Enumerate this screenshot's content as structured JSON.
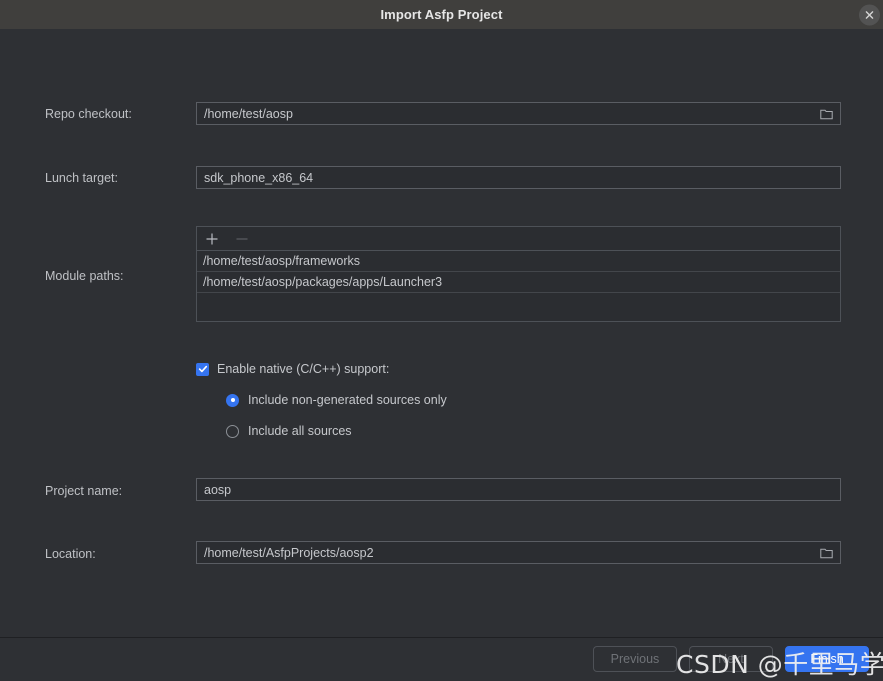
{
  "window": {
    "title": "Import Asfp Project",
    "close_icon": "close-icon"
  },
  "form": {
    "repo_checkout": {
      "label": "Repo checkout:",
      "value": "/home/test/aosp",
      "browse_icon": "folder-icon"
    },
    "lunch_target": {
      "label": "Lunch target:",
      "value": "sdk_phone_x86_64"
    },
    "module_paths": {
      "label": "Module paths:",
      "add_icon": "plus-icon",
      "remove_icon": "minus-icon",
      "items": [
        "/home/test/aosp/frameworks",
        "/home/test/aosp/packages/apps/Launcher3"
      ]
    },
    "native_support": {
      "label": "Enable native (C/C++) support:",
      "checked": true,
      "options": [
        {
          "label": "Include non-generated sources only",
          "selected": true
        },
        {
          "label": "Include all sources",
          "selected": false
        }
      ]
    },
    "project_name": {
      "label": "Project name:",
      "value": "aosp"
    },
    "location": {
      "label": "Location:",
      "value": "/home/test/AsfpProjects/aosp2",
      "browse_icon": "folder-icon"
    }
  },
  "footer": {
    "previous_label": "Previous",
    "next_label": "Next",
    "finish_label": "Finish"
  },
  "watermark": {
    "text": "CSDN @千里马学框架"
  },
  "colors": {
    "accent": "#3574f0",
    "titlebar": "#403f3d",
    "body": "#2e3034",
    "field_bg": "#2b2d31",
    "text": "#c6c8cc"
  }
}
· · · · ·
What the task requires
Reproduce the data above in full, exactly as it is, with the pictures left out.

Task solution
Enumerate this screenshot's content as structured JSON.
{
  "window": {
    "title": "Import Asfp Project",
    "close_icon": "close-icon"
  },
  "form": {
    "repo_checkout": {
      "label": "Repo checkout:",
      "value": "/home/test/aosp",
      "browse_icon": "folder-icon"
    },
    "lunch_target": {
      "label": "Lunch target:",
      "value": "sdk_phone_x86_64"
    },
    "module_paths": {
      "label": "Module paths:",
      "add_icon": "plus-icon",
      "remove_icon": "minus-icon",
      "items": [
        "/home/test/aosp/frameworks",
        "/home/test/aosp/packages/apps/Launcher3"
      ]
    },
    "native_support": {
      "label": "Enable native (C/C++) support:",
      "checked": true,
      "options": [
        {
          "label": "Include non-generated sources only",
          "selected": true
        },
        {
          "label": "Include all sources",
          "selected": false
        }
      ]
    },
    "project_name": {
      "label": "Project name:",
      "value": "aosp"
    },
    "location": {
      "label": "Location:",
      "value": "/home/test/AsfpProjects/aosp2",
      "browse_icon": "folder-icon"
    }
  },
  "footer": {
    "previous_label": "Previous",
    "next_label": "Next",
    "finish_label": "Finish"
  },
  "watermark": {
    "text": "CSDN @千里马学框架"
  },
  "colors": {
    "accent": "#3574f0",
    "titlebar": "#403f3d",
    "body": "#2e3034",
    "field_bg": "#2b2d31",
    "text": "#c6c8cc"
  }
}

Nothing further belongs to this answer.